Could you convert every line of the entries below into a numbered list, skipping blank lines and leaving out the pictures?
===== Given information
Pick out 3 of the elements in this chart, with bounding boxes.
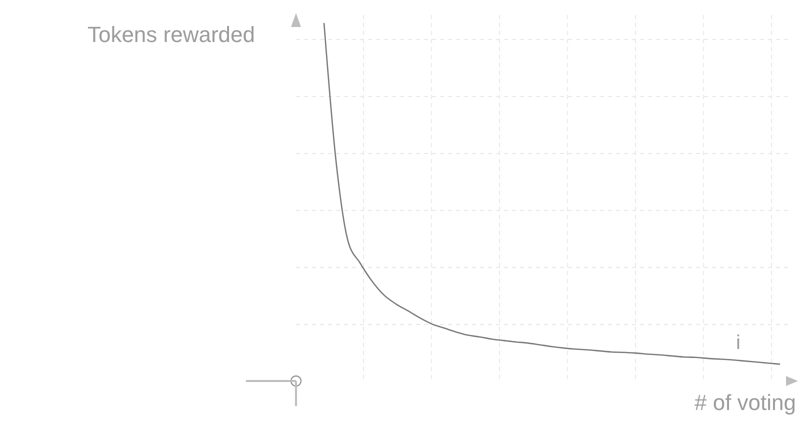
annotation: i <box>736 332 740 355</box>
y-axis-title: Tokens rewarded <box>87 22 255 48</box>
x-axis-title: # of voting <box>694 390 796 416</box>
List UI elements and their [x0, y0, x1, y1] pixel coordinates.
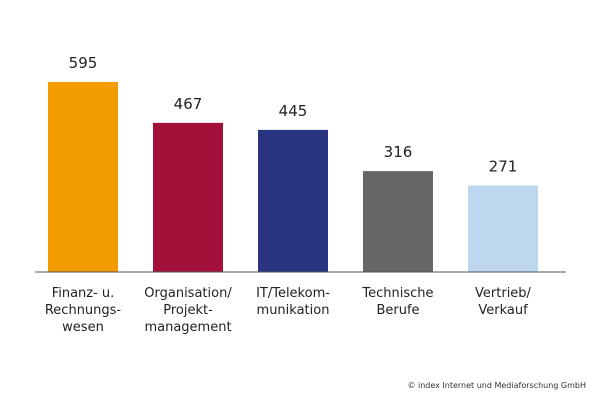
value-labels-group: 595 467 445 316 271	[69, 54, 518, 175]
value-label-4: 316	[384, 143, 413, 161]
category-label-line: Verkauf	[478, 303, 528, 318]
bar-5	[468, 185, 538, 272]
category-label-line: munikation	[257, 303, 330, 318]
category-label-5: Vertrieb/Verkauf	[475, 286, 532, 318]
value-label-5: 271	[489, 157, 518, 175]
category-label-3: IT/Telekom-munikation	[256, 286, 330, 318]
category-label-2: Organisation/Projekt-management	[144, 286, 232, 335]
bar-4	[363, 171, 433, 272]
category-labels-group: Finanz- u. Rechnungs-wesen Organisation/Pr…	[45, 286, 532, 335]
category-label-line: management	[144, 320, 231, 335]
category-label-line: Berufe	[376, 303, 419, 318]
value-label-2: 467	[174, 95, 203, 113]
copyright-credit: © index Internet und Mediaforschung GmbH	[407, 381, 586, 390]
category-label-line: IT/Telekom-	[256, 286, 330, 301]
category-label-line: Finanz- u.	[52, 286, 115, 301]
category-label-line: wesen	[62, 320, 104, 335]
category-label-line: Rechnungs-	[45, 303, 122, 318]
bar-3	[258, 129, 328, 272]
category-label-4: Technische Berufe	[361, 286, 433, 318]
bars-group	[48, 82, 538, 272]
category-label-line: Organisation/	[144, 286, 232, 301]
category-label-line: Technische	[361, 286, 433, 301]
value-label-3: 445	[279, 102, 308, 120]
category-label-1: Finanz- u. Rechnungs-wesen	[45, 286, 122, 335]
category-label-line: Projekt-	[163, 303, 213, 318]
category-label-line: Vertrieb/	[475, 286, 532, 301]
bar-2	[153, 122, 223, 272]
bar-1	[48, 82, 118, 272]
value-label-1: 595	[69, 54, 98, 72]
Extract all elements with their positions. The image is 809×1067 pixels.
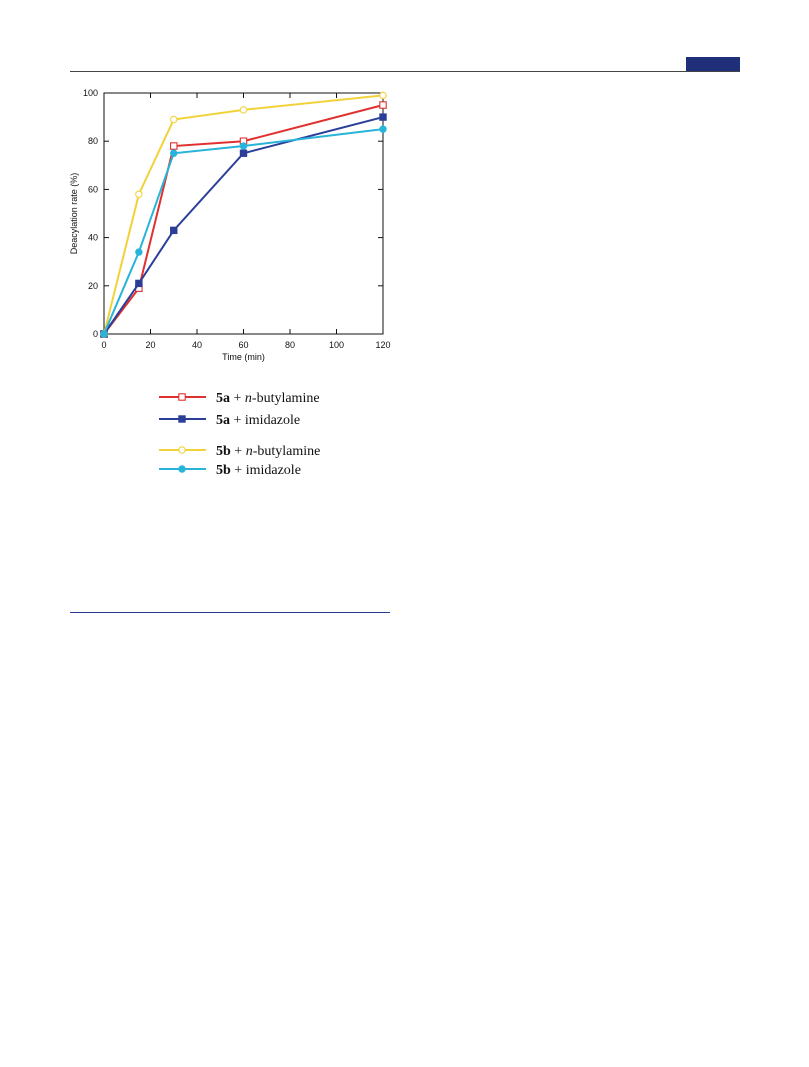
==========
Written response:
1. Pick out 3 of the elements in this chart, with bounding boxes.
2. annotation: i <box>736 332 740 355</box>
3. y-axis-title: Tokens rewarded <box>87 22 255 48</box>
4. x-axis-title: # of voting <box>694 390 796 416</box>
5. List UI elements and their [x0, y0, x1, y1] pixel coordinates.
6. value-labels-group: 595 467 445 316 271	[69, 54, 518, 175]
7. value-label-4: 316	[384, 143, 413, 161]
8. category-label-line: Verkauf	[478, 303, 528, 318]
9. bar-5	[468, 185, 538, 272]
10. category-label-line: munikation	[257, 303, 330, 318]
11. category-label-5: Vertrieb/Verkauf	[475, 286, 532, 318]
12. value-label-5: 271	[489, 157, 518, 175]
13. category-label-3: IT/Telekom-munikation	[256, 286, 330, 318]
14. category-label-2: Organisation/Projekt-management	[144, 286, 232, 335]
15. bar-4	[363, 171, 433, 272]
16. category-labels-group: Finanz- u. Rechnungs-wesen Organisation/Pr…	[45, 286, 532, 335]
17. category-label-line: management	[144, 320, 231, 335]
18. category-label-line: Berufe	[376, 303, 419, 318]
19. value-label-2: 467	[174, 95, 203, 113]
20. copyright-credit: © index Internet und Mediaforschung GmbH	[407, 381, 586, 390]
21. category-label-line: IT/Telekom-	[256, 286, 330, 301]
22. category-label-line: Finanz- u.	[52, 286, 115, 301]
23. category-label-line: wesen	[62, 320, 104, 335]
24. category-label-line: Rechnungs-	[45, 303, 122, 318]
25. bar-3	[258, 129, 328, 272]
26. category-label-4: Technische Berufe	[361, 286, 433, 318]
27. bars-group	[48, 82, 538, 272]
28. category-label-line: Organisation/	[144, 286, 232, 301]
29. category-label-line: Technische	[361, 286, 433, 301]
30. value-label-3: 445	[279, 102, 308, 120]
31. category-label-1: Finanz- u. Rechnungs-wesen	[45, 286, 122, 335]
32. category-label-line: Projekt-	[163, 303, 213, 318]
33. category-label-line: Vertrieb/	[475, 286, 532, 301]
34. bar-2	[153, 122, 223, 272]
35. bar-1	[48, 82, 118, 272]
36. value-label-1: 595	[69, 54, 98, 72]
37. Extract all elements with their positions. The image is 809×1067 pixels.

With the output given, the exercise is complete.